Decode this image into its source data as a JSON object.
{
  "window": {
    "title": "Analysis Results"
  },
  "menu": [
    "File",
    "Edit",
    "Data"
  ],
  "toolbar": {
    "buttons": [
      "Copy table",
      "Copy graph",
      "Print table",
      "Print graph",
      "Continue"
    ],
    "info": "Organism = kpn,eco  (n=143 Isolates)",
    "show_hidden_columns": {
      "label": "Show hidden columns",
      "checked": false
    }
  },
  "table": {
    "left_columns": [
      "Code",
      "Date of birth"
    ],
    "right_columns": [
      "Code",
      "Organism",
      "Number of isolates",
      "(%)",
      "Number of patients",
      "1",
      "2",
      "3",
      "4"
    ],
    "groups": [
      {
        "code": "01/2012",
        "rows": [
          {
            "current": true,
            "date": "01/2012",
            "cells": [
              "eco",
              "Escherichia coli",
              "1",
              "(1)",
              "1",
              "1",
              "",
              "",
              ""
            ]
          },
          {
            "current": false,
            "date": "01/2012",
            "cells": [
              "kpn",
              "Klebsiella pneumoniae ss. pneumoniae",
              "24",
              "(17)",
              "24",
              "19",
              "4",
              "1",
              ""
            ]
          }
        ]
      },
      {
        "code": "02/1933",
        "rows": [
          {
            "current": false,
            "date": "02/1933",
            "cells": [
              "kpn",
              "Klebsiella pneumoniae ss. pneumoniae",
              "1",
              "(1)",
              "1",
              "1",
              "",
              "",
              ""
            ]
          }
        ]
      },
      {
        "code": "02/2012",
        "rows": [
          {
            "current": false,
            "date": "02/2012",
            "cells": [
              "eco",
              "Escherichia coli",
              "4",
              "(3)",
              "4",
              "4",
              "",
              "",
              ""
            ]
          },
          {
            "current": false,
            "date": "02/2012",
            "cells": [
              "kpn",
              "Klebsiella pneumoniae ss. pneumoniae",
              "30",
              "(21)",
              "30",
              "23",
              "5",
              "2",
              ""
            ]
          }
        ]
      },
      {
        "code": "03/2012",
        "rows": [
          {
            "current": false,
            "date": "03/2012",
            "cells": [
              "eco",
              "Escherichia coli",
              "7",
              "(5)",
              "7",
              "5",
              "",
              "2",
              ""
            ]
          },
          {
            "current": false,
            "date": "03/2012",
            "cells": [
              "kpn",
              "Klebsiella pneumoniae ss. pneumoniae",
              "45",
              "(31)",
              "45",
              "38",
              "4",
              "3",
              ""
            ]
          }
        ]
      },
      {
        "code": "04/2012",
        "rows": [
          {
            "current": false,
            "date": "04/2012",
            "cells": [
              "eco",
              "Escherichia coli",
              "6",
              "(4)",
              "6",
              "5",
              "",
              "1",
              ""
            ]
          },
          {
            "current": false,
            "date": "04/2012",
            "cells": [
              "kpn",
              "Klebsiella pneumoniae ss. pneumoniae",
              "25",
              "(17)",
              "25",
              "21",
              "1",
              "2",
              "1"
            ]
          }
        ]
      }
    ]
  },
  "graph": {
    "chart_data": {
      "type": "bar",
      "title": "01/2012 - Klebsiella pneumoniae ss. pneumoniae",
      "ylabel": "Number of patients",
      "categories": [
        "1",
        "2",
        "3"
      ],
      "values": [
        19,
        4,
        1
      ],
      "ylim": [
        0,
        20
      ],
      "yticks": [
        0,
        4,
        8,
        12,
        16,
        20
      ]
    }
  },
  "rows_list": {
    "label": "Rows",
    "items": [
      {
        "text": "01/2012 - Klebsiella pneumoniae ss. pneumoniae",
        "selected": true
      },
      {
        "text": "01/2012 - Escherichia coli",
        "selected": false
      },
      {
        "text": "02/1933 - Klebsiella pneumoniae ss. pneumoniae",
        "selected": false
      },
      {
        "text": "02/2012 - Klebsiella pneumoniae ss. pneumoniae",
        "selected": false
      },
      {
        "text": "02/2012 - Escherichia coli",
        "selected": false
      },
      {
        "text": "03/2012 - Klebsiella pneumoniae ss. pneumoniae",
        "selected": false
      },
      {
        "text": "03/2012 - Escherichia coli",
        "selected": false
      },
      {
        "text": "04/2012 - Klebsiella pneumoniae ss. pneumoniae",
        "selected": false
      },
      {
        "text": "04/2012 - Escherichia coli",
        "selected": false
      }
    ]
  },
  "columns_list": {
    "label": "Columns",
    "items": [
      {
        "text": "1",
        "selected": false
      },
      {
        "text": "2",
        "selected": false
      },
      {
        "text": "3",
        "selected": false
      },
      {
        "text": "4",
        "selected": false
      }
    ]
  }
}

* * * *

__Work order__: Your response should contain each line of the entries above that holds the string "Organism".

__Exercise result__:
    "info": "Organism = kpn,eco  (n=143 Isolates)",
      "Organism",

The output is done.